» **Written problem**
Using the listing below, select the lines with the word "median" and copy them.

======== Records supplied ========

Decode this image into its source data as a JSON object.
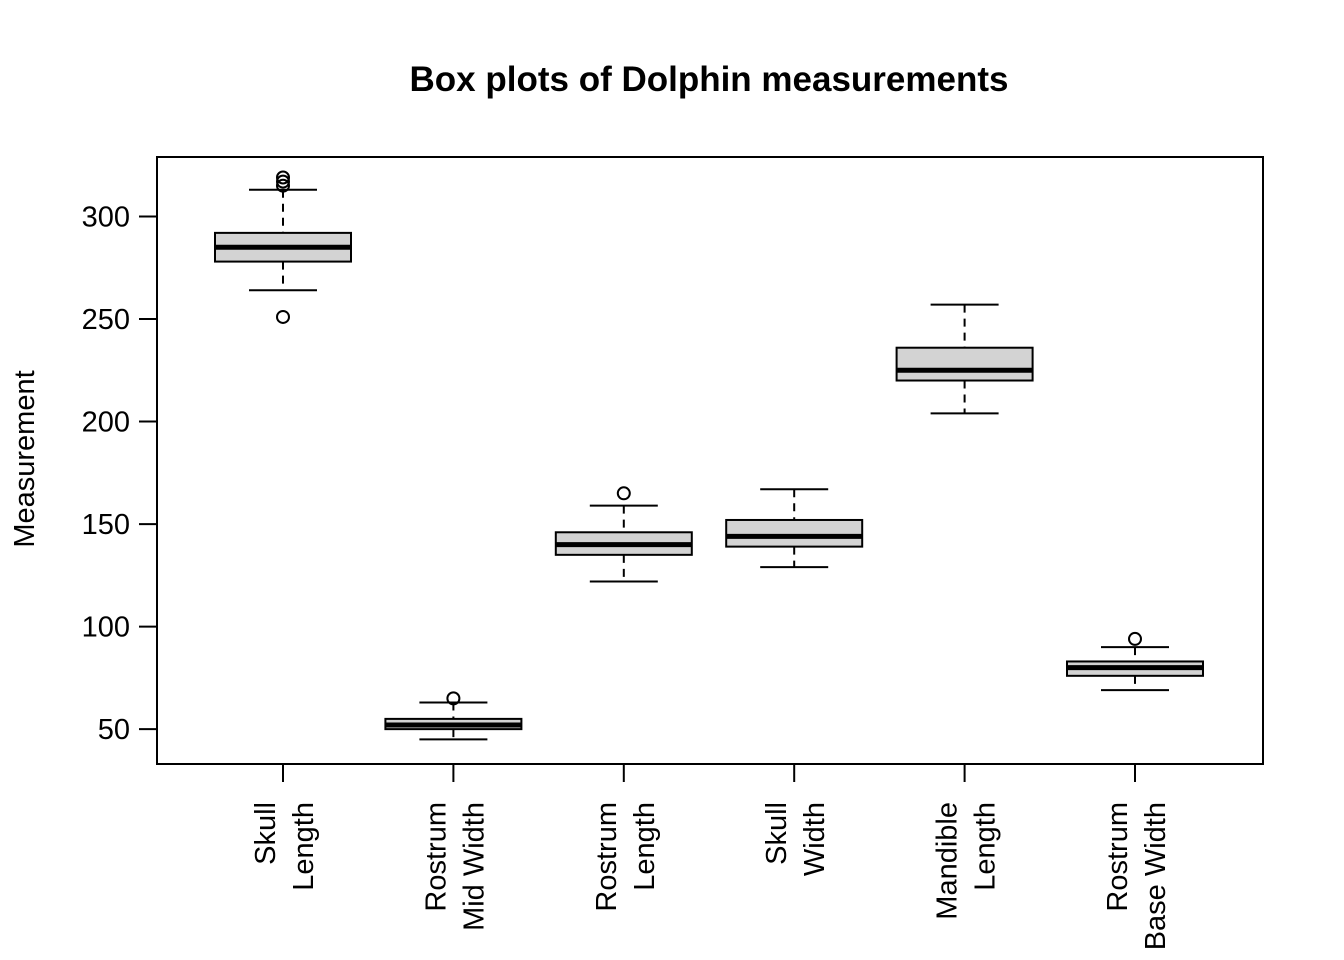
{
  "chart_data": {
    "type": "box",
    "title": "Box plots of Dolphin measurements",
    "xlabel": "",
    "ylabel": "Measurement",
    "ylim": [
      33,
      329
    ],
    "yticks": [
      50,
      100,
      150,
      200,
      250,
      300
    ],
    "grid": false,
    "legend": "none",
    "colors": {
      "box_fill": "#d3d3d3",
      "stroke": "#000000",
      "background": "#ffffff"
    },
    "categories": [
      {
        "lines": [
          "Skull",
          "Length"
        ],
        "whisker_low": 264,
        "q1": 278,
        "median": 285,
        "q3": 292,
        "whisker_high": 313,
        "outliers": [
          251,
          315,
          317,
          319
        ]
      },
      {
        "lines": [
          "Rostrum",
          "Mid Width"
        ],
        "whisker_low": 45,
        "q1": 50,
        "median": 52,
        "q3": 55,
        "whisker_high": 63,
        "outliers": [
          65
        ]
      },
      {
        "lines": [
          "Rostrum",
          "Length"
        ],
        "whisker_low": 122,
        "q1": 135,
        "median": 140,
        "q3": 146,
        "whisker_high": 159,
        "outliers": [
          165
        ]
      },
      {
        "lines": [
          "Skull",
          "Width"
        ],
        "whisker_low": 129,
        "q1": 139,
        "median": 144,
        "q3": 152,
        "whisker_high": 167,
        "outliers": []
      },
      {
        "lines": [
          "Mandible",
          "Length"
        ],
        "whisker_low": 204,
        "q1": 220,
        "median": 225,
        "q3": 236,
        "whisker_high": 257,
        "outliers": []
      },
      {
        "lines": [
          "Rostrum",
          "Base Width"
        ],
        "whisker_low": 69,
        "q1": 76,
        "median": 80,
        "q3": 83,
        "whisker_high": 90,
        "outliers": [
          94
        ]
      }
    ]
  }
}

========

» **Answer for this exercise**
        "median": 285,
        "median": 52,
        "median": 140,
        "median": 144,
        "median": 225,
        "median": 80,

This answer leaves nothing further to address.